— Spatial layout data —
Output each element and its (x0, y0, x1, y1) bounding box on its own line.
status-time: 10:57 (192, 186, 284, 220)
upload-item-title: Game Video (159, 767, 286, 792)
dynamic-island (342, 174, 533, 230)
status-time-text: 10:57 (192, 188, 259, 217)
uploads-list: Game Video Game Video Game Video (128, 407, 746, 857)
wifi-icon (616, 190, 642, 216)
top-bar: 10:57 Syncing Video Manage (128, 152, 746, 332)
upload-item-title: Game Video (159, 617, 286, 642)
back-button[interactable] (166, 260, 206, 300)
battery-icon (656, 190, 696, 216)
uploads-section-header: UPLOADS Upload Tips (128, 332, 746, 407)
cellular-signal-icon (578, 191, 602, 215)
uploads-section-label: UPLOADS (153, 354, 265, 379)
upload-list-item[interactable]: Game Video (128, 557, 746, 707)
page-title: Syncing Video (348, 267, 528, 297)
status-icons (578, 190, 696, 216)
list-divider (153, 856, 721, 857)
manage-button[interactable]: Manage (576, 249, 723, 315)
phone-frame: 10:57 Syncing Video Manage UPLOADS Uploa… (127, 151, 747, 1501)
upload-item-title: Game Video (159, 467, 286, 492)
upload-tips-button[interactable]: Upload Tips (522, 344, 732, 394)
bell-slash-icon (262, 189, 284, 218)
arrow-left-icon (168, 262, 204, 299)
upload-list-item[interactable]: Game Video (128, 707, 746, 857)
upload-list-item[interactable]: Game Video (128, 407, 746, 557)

— Exercise instructions —
Reproduce every line of the records above verbatim, with no alteration.

— Solution below —
Output each element and its (x0, y0, x1, y1) bounding box on its own line.
status-time: 10:57 (192, 186, 284, 220)
upload-item-title: Game Video (159, 767, 286, 792)
dynamic-island (342, 174, 533, 230)
status-time-text: 10:57 (192, 188, 259, 217)
uploads-list: Game Video Game Video Game Video (128, 407, 746, 857)
wifi-icon (616, 190, 642, 216)
top-bar: 10:57 Syncing Video Manage (128, 152, 746, 332)
upload-item-title: Game Video (159, 617, 286, 642)
back-button[interactable] (166, 260, 206, 300)
battery-icon (656, 190, 696, 216)
uploads-section-header: UPLOADS Upload Tips (128, 332, 746, 407)
cellular-signal-icon (578, 191, 602, 215)
uploads-section-label: UPLOADS (153, 354, 265, 379)
upload-list-item[interactable]: Game Video (128, 557, 746, 707)
page-title: Syncing Video (348, 267, 528, 297)
status-icons (578, 190, 696, 216)
list-divider (153, 856, 721, 857)
manage-button[interactable]: Manage (576, 249, 723, 315)
phone-frame: 10:57 Syncing Video Manage UPLOADS Uploa… (127, 151, 747, 1501)
upload-item-title: Game Video (159, 467, 286, 492)
upload-tips-button[interactable]: Upload Tips (522, 344, 732, 394)
bell-slash-icon (262, 189, 284, 218)
arrow-left-icon (168, 262, 204, 299)
upload-list-item[interactable]: Game Video (128, 707, 746, 857)
upload-list-item[interactable]: Game Video (128, 407, 746, 557)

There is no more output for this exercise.